:: Given exercise ::
Give back the full listing verbatim, apart from its images.

:: Available data ::
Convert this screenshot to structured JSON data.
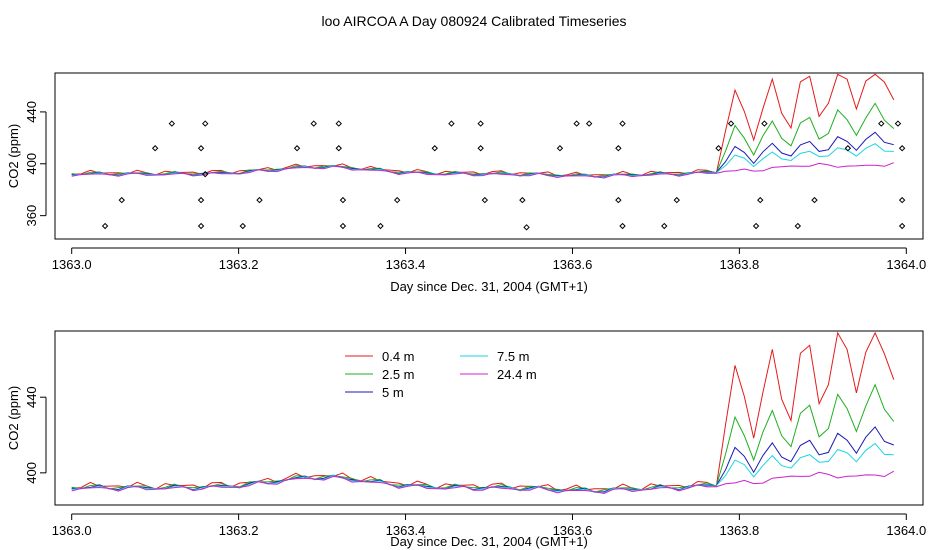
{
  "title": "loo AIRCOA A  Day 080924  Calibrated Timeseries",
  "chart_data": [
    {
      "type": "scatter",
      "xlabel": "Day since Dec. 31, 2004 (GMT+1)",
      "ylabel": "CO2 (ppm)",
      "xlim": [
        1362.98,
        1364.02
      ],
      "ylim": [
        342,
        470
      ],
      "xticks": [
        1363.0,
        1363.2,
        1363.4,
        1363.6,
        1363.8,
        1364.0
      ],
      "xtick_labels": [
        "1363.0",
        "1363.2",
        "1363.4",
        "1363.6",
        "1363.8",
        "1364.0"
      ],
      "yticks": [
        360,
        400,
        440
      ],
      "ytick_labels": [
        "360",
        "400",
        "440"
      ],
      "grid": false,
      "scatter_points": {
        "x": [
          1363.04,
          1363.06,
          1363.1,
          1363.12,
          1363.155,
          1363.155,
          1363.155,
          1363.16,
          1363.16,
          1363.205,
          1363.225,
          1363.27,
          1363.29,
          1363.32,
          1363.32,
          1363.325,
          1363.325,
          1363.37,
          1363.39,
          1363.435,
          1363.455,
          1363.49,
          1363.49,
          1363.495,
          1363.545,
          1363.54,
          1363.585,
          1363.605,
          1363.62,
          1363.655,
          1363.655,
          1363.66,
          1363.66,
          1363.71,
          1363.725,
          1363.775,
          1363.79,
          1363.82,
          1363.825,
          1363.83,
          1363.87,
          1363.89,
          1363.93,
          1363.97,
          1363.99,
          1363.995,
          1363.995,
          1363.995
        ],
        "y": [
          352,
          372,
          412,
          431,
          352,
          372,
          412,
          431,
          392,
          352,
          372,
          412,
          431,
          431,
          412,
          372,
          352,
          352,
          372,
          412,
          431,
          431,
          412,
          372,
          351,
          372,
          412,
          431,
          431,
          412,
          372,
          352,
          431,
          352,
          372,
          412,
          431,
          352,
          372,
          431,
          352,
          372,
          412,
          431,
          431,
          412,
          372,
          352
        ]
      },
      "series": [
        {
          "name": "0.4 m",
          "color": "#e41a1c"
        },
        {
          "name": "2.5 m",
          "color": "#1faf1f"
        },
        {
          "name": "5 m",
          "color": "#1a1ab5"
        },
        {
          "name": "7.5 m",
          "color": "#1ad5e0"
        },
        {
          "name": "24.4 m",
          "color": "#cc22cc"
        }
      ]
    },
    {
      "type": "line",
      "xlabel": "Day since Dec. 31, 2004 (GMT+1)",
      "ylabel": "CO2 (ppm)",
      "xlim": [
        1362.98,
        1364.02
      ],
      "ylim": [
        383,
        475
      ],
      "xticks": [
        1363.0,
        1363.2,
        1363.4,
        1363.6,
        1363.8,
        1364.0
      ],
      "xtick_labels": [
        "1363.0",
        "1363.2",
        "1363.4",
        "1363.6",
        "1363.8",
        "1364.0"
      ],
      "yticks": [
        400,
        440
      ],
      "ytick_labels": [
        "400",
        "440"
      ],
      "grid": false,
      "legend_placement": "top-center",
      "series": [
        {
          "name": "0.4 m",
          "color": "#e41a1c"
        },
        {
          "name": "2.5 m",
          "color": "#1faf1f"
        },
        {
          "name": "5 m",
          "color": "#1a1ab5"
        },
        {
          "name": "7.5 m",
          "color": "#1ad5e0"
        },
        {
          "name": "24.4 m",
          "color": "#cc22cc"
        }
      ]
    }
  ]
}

:: Answer to this problem ::
Convert this screenshot to structured JSON data.
{
  "title": "loo AIRCOA A  Day 080924  Calibrated Timeseries",
  "chart_data": [
    {
      "type": "scatter",
      "xlabel": "Day since Dec. 31, 2004 (GMT+1)",
      "ylabel": "CO2 (ppm)",
      "xlim": [
        1362.98,
        1364.02
      ],
      "ylim": [
        342,
        470
      ],
      "xticks": [
        1363.0,
        1363.2,
        1363.4,
        1363.6,
        1363.8,
        1364.0
      ],
      "xtick_labels": [
        "1363.0",
        "1363.2",
        "1363.4",
        "1363.6",
        "1363.8",
        "1364.0"
      ],
      "yticks": [
        360,
        400,
        440
      ],
      "ytick_labels": [
        "360",
        "400",
        "440"
      ],
      "grid": false,
      "scatter_points": {
        "x": [
          1363.04,
          1363.06,
          1363.1,
          1363.12,
          1363.155,
          1363.155,
          1363.155,
          1363.16,
          1363.16,
          1363.205,
          1363.225,
          1363.27,
          1363.29,
          1363.32,
          1363.32,
          1363.325,
          1363.325,
          1363.37,
          1363.39,
          1363.435,
          1363.455,
          1363.49,
          1363.49,
          1363.495,
          1363.545,
          1363.54,
          1363.585,
          1363.605,
          1363.62,
          1363.655,
          1363.655,
          1363.66,
          1363.66,
          1363.71,
          1363.725,
          1363.775,
          1363.79,
          1363.82,
          1363.825,
          1363.83,
          1363.87,
          1363.89,
          1363.93,
          1363.97,
          1363.99,
          1363.995,
          1363.995,
          1363.995
        ],
        "y": [
          352,
          372,
          412,
          431,
          352,
          372,
          412,
          431,
          392,
          352,
          372,
          412,
          431,
          431,
          412,
          372,
          352,
          352,
          372,
          412,
          431,
          431,
          412,
          372,
          351,
          372,
          412,
          431,
          431,
          412,
          372,
          352,
          431,
          352,
          372,
          412,
          431,
          352,
          372,
          431,
          352,
          372,
          412,
          431,
          431,
          412,
          372,
          352
        ]
      },
      "series": [
        {
          "name": "0.4 m",
          "color": "#e41a1c"
        },
        {
          "name": "2.5 m",
          "color": "#1faf1f"
        },
        {
          "name": "5 m",
          "color": "#1a1ab5"
        },
        {
          "name": "7.5 m",
          "color": "#1ad5e0"
        },
        {
          "name": "24.4 m",
          "color": "#cc22cc"
        }
      ]
    },
    {
      "type": "line",
      "xlabel": "Day since Dec. 31, 2004 (GMT+1)",
      "ylabel": "CO2 (ppm)",
      "xlim": [
        1362.98,
        1364.02
      ],
      "ylim": [
        383,
        475
      ],
      "xticks": [
        1363.0,
        1363.2,
        1363.4,
        1363.6,
        1363.8,
        1364.0
      ],
      "xtick_labels": [
        "1363.0",
        "1363.2",
        "1363.4",
        "1363.6",
        "1363.8",
        "1364.0"
      ],
      "yticks": [
        400,
        440
      ],
      "ytick_labels": [
        "400",
        "440"
      ],
      "grid": false,
      "legend_placement": "top-center",
      "series": [
        {
          "name": "0.4 m",
          "color": "#e41a1c"
        },
        {
          "name": "2.5 m",
          "color": "#1faf1f"
        },
        {
          "name": "5 m",
          "color": "#1a1ab5"
        },
        {
          "name": "7.5 m",
          "color": "#1ad5e0"
        },
        {
          "name": "24.4 m",
          "color": "#cc22cc"
        }
      ]
    }
  ]
}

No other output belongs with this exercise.